═════ EXTRACTED ENTRIES

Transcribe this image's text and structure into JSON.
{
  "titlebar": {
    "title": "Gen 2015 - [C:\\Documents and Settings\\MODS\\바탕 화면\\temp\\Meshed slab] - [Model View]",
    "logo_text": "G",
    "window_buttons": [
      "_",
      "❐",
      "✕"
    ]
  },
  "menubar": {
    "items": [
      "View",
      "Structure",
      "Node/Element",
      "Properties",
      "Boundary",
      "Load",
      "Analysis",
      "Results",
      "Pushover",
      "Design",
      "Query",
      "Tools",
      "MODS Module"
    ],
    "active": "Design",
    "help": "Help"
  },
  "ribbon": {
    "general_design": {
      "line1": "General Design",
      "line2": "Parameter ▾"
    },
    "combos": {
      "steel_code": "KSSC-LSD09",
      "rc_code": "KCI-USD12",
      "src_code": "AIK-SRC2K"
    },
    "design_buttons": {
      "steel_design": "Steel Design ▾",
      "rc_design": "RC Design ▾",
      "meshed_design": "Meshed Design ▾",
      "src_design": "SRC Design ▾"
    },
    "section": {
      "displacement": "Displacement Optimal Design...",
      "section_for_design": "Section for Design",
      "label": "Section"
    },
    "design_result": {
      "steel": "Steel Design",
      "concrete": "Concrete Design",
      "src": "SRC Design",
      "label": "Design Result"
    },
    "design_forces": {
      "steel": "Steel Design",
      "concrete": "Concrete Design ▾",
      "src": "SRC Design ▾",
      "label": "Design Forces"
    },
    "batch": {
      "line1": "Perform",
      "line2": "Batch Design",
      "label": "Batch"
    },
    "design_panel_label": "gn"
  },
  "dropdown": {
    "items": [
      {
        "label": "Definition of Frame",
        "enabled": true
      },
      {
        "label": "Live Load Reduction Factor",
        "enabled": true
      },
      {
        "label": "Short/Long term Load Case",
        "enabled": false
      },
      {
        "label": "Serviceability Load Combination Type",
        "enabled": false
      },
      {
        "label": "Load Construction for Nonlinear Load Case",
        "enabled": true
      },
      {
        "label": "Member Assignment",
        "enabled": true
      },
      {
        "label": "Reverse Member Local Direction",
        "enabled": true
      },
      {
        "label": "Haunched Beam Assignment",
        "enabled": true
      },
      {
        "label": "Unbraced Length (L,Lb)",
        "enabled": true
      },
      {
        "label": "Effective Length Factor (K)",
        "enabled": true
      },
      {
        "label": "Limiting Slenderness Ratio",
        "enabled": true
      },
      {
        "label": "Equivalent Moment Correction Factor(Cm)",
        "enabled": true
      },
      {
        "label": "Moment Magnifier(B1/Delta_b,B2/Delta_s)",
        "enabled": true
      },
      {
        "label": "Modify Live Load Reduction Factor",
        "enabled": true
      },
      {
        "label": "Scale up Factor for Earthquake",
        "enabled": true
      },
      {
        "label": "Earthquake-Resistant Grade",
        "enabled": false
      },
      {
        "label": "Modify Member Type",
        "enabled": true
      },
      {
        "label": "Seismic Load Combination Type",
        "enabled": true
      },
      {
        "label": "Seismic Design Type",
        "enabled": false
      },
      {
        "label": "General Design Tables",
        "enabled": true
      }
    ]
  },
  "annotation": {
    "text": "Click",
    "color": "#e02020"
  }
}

══════════

Print out all the entries precisely as written.

Transcribe this image's text and structure into JSON.
{
  "titlebar": {
    "title": "Gen 2015 - [C:\\Documents and Settings\\MODS\\바탕 화면\\temp\\Meshed slab] - [Model View]",
    "logo_text": "G",
    "window_buttons": [
      "_",
      "❐",
      "✕"
    ]
  },
  "menubar": {
    "items": [
      "View",
      "Structure",
      "Node/Element",
      "Properties",
      "Boundary",
      "Load",
      "Analysis",
      "Results",
      "Pushover",
      "Design",
      "Query",
      "Tools",
      "MODS Module"
    ],
    "active": "Design",
    "help": "Help"
  },
  "ribbon": {
    "general_design": {
      "line1": "General Design",
      "line2": "Parameter ▾"
    },
    "combos": {
      "steel_code": "KSSC-LSD09",
      "rc_code": "KCI-USD12",
      "src_code": "AIK-SRC2K"
    },
    "design_buttons": {
      "steel_design": "Steel Design ▾",
      "rc_design": "RC Design ▾",
      "meshed_design": "Meshed Design ▾",
      "src_design": "SRC Design ▾"
    },
    "section": {
      "displacement": "Displacement Optimal Design...",
      "section_for_design": "Section for Design",
      "label": "Section"
    },
    "design_result": {
      "steel": "Steel Design",
      "concrete": "Concrete Design",
      "src": "SRC Design",
      "label": "Design Result"
    },
    "design_forces": {
      "steel": "Steel Design",
      "concrete": "Concrete Design ▾",
      "src": "SRC Design ▾",
      "label": "Design Forces"
    },
    "batch": {
      "line1": "Perform",
      "line2": "Batch Design",
      "label": "Batch"
    },
    "design_panel_label": "gn"
  },
  "dropdown": {
    "items": [
      {
        "label": "Definition of Frame",
        "enabled": true
      },
      {
        "label": "Live Load Reduction Factor",
        "enabled": true
      },
      {
        "label": "Short/Long term Load Case",
        "enabled": false
      },
      {
        "label": "Serviceability Load Combination Type",
        "enabled": false
      },
      {
        "label": "Load Construction for Nonlinear Load Case",
        "enabled": true
      },
      {
        "label": "Member Assignment",
        "enabled": true
      },
      {
        "label": "Reverse Member Local Direction",
        "enabled": true
      },
      {
        "label": "Haunched Beam Assignment",
        "enabled": true
      },
      {
        "label": "Unbraced Length (L,Lb)",
        "enabled": true
      },
      {
        "label": "Effective Length Factor (K)",
        "enabled": true
      },
      {
        "label": "Limiting Slenderness Ratio",
        "enabled": true
      },
      {
        "label": "Equivalent Moment Correction Factor(Cm)",
        "enabled": true
      },
      {
        "label": "Moment Magnifier(B1/Delta_b,B2/Delta_s)",
        "enabled": true
      },
      {
        "label": "Modify Live Load Reduction Factor",
        "enabled": true
      },
      {
        "label": "Scale up Factor for Earthquake",
        "enabled": true
      },
      {
        "label": "Earthquake-Resistant Grade",
        "enabled": false
      },
      {
        "label": "Modify Member Type",
        "enabled": true
      },
      {
        "label": "Seismic Load Combination Type",
        "enabled": true
      },
      {
        "label": "Seismic Design Type",
        "enabled": false
      },
      {
        "label": "General Design Tables",
        "enabled": true
      }
    ]
  },
  "annotation": {
    "text": "Click",
    "color": "#e02020"
  }
}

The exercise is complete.